━━━ SEITENTEXT
# Windows XP & Windows 2000 Fernsteuern ?



## Andreas Späth (15. März 2004)

Hallo

Ich bin auf der Suche nach einem Weg zwei rechner im Netzwerk fernzusteuern
Einer mit Windows 2000 pro, der andere mit Windows XP pro.

Das sollte falls möglich recht einfach sein, an meiner ehemaligen Schule hatten die Lehrer da was tolles, mit dem sie die Kontrolle über den Cursor übernehmen konnten.
Allerdings hab ich vergessen wie das teil hies 

Also so etwas in der Art wäre für mich ideal, da ich keine besondere begabung in so etwas habe.
Falls möglich Freeware, wenns was kostet ist das allerdings auch nicht schlimm solange ich die möglichkeit habe das vorher zu testen.


Greetinx Andy


----------



## Johannes Postler (15. März 2004)

Windows XP hat unter Start->Programme -> Zubehör -> Kommunikation (oÄ.) -> Remotedesktopverbindung bereits ein Tool "an Bord". Wie's bei Win2k ausschaut weiss ich nicht, man kann Win2k aber auf jeden Fall fernsteuern.
cu tirolausserfern
PS: In Schulen wird häufig NetOP School verwendet, das hat noch ein paar andere Funktionen.


----------



## Daniel Toplak (15. März 2004)

Das was du suchst dürfte mit VNC optimal lösbar sein.
Ist aber nur im Lokalen Netzwerk zu empfehlen, nicht über's Internet, wegen der Sicherheit.

Gruß Homer


----------



## Andreas Späth (15. März 2004)

Hallo

@Johannes: Remote Desktop unterstützung ist auf allen System im Netzwerk Deaktiviert worden, hatte ich vergessen dazuzuschreiben.

NetOp stimmt genau so hies das Programm.

@Daniel: Das VNC liest mal alles gut was da auf der seite steht, vor allem ist es schön Platform übergreifend, so kann ich für meine Linux Kisten das Gleiche Programm verwenden, muss man nicht umdenken 

Ich werde beide mal genauer unter die Lupe nehmen.
Danke euch beiden 

Greetinx Andy


----------
━━━━━━
━━━ ERFASSTE DATEN
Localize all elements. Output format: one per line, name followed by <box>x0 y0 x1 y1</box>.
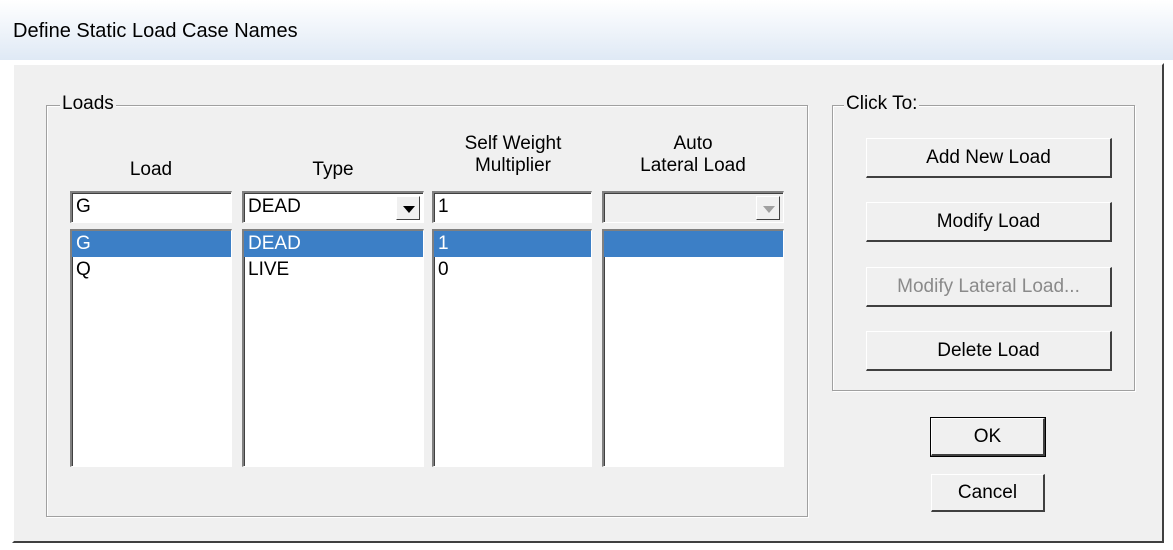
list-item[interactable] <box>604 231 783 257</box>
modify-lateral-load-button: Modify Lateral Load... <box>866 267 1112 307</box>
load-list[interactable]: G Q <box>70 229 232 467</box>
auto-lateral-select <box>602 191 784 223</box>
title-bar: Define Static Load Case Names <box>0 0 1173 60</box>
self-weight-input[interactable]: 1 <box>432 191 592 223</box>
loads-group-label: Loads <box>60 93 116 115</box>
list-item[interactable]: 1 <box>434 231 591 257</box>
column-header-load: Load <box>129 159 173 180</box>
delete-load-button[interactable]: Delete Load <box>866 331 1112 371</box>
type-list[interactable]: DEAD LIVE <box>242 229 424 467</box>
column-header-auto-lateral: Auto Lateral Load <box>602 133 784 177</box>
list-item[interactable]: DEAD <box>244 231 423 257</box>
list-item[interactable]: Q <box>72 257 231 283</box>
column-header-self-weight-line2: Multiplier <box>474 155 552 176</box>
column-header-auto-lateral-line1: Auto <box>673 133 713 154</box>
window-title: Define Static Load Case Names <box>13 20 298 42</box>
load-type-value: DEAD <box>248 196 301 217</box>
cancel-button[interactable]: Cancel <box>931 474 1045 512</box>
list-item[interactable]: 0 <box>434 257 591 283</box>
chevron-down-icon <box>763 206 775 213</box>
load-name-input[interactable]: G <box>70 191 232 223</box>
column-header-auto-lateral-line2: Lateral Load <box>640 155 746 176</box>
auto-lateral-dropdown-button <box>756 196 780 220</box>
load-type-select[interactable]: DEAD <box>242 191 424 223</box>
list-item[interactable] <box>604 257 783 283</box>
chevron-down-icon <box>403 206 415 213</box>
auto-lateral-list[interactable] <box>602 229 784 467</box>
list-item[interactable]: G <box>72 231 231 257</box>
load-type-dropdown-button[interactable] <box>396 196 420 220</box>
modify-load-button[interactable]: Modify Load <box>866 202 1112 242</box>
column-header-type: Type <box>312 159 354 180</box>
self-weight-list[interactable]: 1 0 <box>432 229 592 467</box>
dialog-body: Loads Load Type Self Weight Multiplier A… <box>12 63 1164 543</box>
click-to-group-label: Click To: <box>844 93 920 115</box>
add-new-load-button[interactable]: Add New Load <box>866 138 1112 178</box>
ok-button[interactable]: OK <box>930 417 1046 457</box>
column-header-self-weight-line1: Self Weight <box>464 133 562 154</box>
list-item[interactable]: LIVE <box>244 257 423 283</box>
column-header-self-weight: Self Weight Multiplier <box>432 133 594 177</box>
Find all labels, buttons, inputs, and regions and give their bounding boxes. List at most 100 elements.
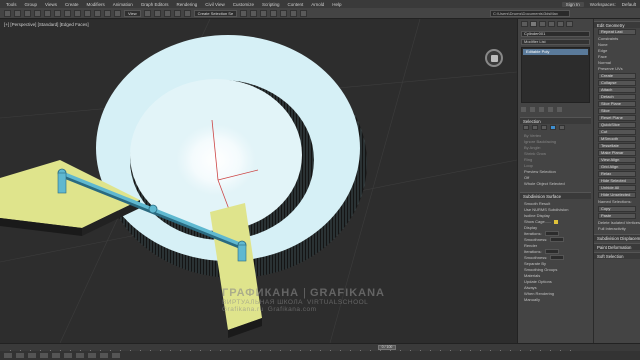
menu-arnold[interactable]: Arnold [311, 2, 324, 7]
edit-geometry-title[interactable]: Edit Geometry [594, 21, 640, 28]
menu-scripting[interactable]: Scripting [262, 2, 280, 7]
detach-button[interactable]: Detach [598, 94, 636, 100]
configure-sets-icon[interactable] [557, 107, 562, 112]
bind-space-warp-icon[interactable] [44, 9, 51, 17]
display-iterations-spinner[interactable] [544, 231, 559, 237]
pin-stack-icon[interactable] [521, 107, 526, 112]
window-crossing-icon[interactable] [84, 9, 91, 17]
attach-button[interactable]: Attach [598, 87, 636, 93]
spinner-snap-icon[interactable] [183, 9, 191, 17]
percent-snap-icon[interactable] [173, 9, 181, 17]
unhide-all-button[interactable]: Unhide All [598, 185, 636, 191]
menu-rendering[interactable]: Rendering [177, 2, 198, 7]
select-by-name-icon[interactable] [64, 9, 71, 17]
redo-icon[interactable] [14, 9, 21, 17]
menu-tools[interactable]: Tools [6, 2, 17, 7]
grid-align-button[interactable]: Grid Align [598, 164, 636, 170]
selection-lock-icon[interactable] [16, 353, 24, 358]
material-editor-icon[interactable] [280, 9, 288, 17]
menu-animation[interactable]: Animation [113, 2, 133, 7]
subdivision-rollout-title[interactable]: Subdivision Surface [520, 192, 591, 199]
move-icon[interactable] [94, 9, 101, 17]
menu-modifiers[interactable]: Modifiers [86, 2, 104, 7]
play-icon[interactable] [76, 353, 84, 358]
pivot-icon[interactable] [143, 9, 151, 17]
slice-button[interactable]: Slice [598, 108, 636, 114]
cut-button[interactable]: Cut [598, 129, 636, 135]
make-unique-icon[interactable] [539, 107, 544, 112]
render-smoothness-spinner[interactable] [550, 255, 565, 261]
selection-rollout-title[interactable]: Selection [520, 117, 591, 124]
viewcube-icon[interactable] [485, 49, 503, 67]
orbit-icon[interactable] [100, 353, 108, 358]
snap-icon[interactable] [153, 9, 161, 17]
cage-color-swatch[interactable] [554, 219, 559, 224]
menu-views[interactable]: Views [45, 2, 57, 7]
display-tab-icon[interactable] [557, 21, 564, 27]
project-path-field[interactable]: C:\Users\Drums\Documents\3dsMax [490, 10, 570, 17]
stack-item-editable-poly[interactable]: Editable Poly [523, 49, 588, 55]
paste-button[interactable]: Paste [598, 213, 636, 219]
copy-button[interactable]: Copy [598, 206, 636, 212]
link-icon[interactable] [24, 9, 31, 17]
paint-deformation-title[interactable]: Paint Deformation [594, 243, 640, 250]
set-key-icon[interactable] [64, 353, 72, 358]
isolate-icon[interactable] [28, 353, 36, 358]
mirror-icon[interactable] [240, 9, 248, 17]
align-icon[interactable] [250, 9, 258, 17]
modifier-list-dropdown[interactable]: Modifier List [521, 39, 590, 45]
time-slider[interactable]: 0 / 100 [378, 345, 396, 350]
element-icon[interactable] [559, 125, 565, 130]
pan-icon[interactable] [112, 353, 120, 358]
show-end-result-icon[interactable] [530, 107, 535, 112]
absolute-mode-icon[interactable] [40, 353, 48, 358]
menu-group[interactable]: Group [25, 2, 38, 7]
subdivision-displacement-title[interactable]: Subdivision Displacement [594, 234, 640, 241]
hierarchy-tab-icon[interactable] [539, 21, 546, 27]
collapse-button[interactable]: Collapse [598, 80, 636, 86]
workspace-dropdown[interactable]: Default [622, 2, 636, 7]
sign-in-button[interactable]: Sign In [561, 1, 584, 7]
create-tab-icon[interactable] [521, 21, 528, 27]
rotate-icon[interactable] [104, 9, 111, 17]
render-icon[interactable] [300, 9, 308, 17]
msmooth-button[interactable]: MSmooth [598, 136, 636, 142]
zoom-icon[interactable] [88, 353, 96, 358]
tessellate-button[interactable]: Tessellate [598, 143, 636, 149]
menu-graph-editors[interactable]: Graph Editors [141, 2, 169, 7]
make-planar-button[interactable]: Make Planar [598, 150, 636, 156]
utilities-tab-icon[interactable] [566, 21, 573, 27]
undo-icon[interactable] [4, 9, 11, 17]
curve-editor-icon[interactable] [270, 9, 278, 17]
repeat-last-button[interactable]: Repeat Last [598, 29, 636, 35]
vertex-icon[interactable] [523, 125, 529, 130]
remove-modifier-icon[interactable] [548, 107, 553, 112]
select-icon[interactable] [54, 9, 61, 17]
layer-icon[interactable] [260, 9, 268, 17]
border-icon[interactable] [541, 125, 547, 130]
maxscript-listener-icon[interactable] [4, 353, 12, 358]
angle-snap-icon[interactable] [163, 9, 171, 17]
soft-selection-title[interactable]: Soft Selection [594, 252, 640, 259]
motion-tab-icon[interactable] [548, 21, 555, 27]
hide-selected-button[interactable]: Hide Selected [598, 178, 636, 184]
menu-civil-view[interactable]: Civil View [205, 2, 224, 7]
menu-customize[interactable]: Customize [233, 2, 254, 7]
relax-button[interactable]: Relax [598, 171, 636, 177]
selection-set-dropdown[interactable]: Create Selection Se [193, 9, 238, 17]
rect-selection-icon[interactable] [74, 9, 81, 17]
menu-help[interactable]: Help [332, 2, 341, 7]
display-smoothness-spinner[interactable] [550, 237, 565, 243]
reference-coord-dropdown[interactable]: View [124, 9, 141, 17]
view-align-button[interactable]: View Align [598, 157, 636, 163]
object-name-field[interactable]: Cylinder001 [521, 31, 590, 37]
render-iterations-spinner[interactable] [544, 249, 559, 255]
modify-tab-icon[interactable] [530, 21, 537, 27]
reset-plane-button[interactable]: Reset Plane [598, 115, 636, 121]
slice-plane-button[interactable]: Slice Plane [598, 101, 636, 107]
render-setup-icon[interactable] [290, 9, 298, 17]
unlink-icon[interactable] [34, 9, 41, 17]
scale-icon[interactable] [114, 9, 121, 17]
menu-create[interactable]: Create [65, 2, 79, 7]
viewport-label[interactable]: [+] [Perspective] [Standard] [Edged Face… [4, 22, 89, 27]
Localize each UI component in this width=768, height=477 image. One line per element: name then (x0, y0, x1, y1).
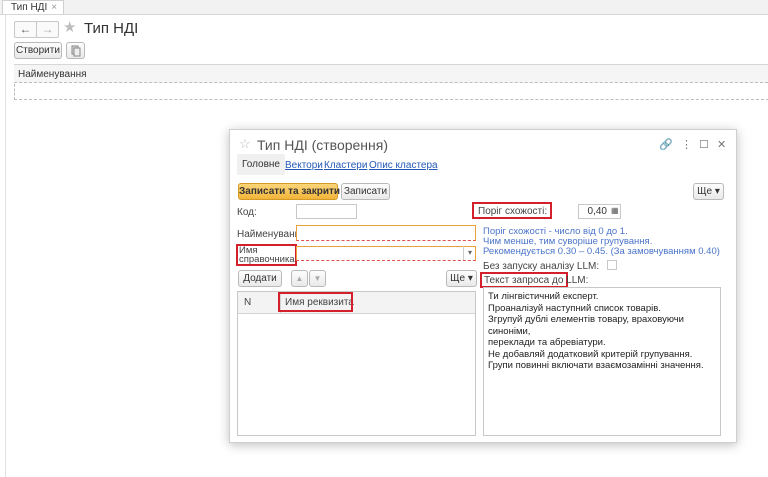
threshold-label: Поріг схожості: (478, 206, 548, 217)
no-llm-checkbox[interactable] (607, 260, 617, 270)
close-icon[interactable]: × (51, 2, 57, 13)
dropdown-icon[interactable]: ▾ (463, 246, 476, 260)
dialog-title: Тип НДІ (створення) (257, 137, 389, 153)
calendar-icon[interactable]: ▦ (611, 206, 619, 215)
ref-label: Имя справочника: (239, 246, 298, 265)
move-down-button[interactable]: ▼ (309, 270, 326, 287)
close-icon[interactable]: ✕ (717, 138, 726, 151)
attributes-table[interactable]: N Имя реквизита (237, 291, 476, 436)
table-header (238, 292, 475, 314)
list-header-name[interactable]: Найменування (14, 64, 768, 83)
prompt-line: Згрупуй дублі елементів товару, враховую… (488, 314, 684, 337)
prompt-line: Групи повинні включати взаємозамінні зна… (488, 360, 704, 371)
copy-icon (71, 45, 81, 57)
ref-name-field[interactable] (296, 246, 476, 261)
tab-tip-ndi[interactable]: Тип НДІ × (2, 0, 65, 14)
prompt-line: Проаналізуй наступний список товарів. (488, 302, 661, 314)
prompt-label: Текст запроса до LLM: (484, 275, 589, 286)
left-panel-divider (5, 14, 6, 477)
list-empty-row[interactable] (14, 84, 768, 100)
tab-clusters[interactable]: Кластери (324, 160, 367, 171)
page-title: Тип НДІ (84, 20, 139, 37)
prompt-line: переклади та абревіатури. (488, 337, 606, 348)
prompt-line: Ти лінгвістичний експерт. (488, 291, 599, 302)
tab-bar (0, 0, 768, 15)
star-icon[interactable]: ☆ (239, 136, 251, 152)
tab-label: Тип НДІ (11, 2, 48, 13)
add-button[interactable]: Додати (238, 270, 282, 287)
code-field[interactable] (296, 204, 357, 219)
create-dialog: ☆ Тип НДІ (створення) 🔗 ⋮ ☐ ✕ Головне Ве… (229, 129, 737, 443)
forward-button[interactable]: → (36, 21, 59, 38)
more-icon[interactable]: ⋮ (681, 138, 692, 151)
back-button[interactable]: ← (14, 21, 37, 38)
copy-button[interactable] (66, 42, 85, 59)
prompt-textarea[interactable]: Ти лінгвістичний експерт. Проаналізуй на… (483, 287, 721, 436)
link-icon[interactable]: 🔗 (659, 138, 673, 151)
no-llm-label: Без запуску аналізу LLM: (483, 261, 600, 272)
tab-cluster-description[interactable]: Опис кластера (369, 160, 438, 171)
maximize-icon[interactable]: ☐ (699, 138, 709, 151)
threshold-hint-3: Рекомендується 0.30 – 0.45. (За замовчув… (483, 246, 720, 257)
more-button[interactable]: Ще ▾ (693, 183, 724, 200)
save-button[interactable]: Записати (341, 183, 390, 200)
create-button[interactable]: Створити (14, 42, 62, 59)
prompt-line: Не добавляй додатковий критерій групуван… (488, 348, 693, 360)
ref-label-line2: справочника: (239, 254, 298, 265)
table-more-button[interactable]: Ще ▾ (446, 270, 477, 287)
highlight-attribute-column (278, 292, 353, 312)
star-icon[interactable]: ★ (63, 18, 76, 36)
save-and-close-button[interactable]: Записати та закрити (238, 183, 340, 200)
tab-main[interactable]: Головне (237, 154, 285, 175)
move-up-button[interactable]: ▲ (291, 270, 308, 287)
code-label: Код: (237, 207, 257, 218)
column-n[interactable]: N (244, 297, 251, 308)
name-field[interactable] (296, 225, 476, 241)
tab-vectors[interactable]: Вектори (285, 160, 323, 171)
━━━━━━
AUFGABE A: Fass den Seitentext in zwei Sätzen zusammen.
AUFGABE B: Schreib aus dem Seitentext wortgleich den Abschnitt ab, der bei den Worten "Allerdings hab ich" beginnt, und hör nach "Postler (15. März 2004)" auf.

ERWARTETE ANTWORT A: Andreas Späth sucht einen möglichst einfachen, am liebsten kostenlosen Weg, zwei Rechner mit Windows 2000 Pro und Windows XP Pro im Netzwerk fernzusteuern. Johannes Postler verweist auf die Remotedesktopverbindung von Windows XP und auf das an Schulen verbreitete NetOP School, Daniel Toplak empfiehlt VNC für das lokale Netzwerk, und Andreas will sich die Vorschläge genauer ansehen, da Remote Desktop bei ihm deaktiviert ist.

ERWARTETE ANTWORT B:
Allerdings hab ich vergessen wie das teil hies 

Also so etwas in der Art wäre für mich ideal, da ich keine besondere begabung in so etwas habe.
Falls möglich Freeware, wenns was kostet ist das allerdings auch nicht schlimm solange ich die möglichkeit habe das vorher zu testen.


Greetinx Andy


----------



## Johannes Postler (15. März 2004)